### Provided data
-- START --
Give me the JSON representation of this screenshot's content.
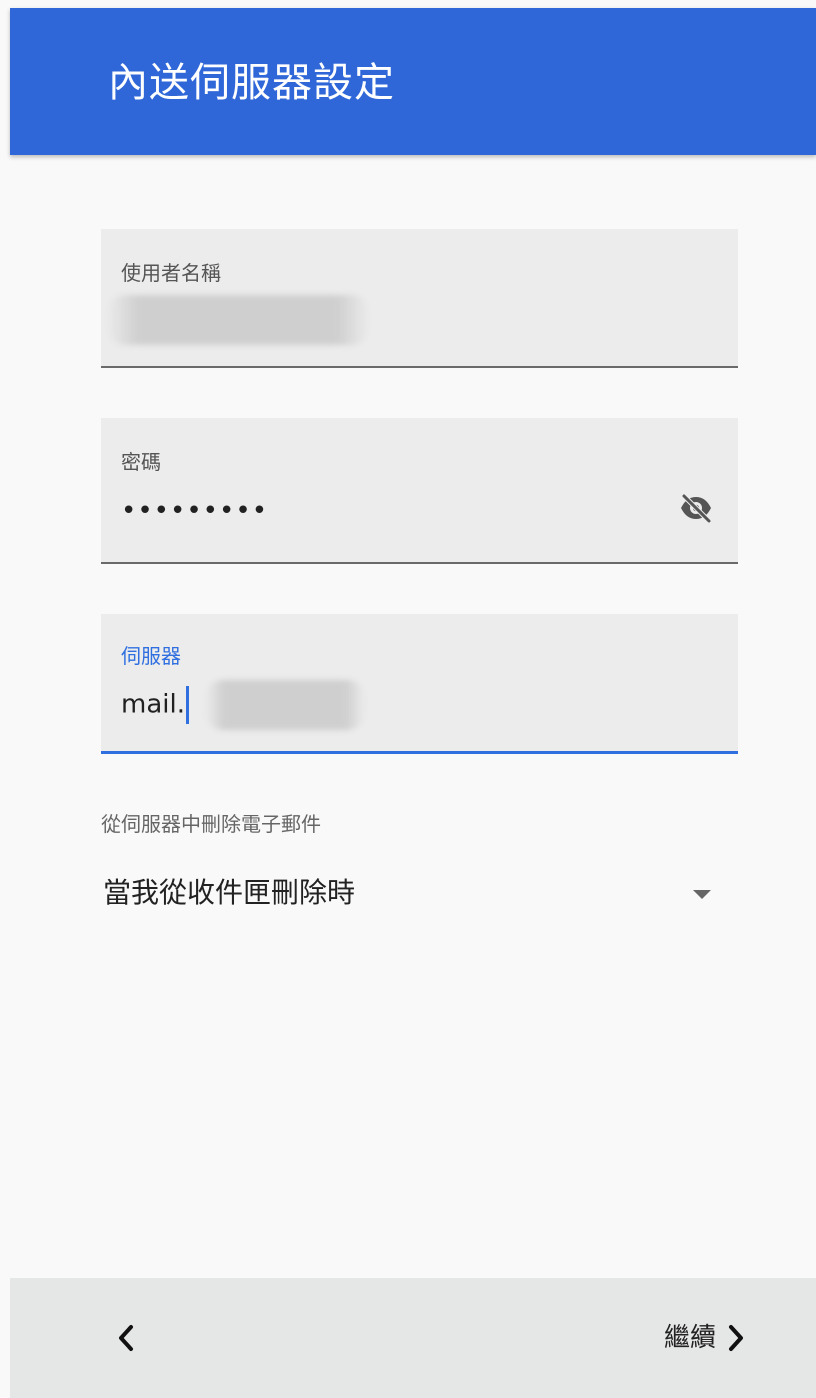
{
  "app_bar": {
    "title": "內送伺服器設定",
    "color": "#2f67d9"
  },
  "form": {
    "username": {
      "label": "使用者名稱",
      "value": ""
    },
    "password": {
      "label": "密碼",
      "value": "•••••••••",
      "toggle_icon": "visibility-off-icon"
    },
    "server": {
      "label": "伺服器",
      "value": "mail.",
      "accent": "#2f6fe0"
    },
    "delete_policy": {
      "label": "從伺服器中刪除電子郵件",
      "selected": "當我從收件匣刪除時",
      "icon": "dropdown-arrow-icon"
    }
  },
  "footer": {
    "back_icon": "chevron-left-icon",
    "next_label": "繼續",
    "next_icon": "chevron-right-icon"
  }
}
-- END --
### What to work on
Pick out lines containing the word "chevron", each one as written.

### Completed task
    "back_icon": "chevron-left-icon",
    "next_icon": "chevron-right-icon"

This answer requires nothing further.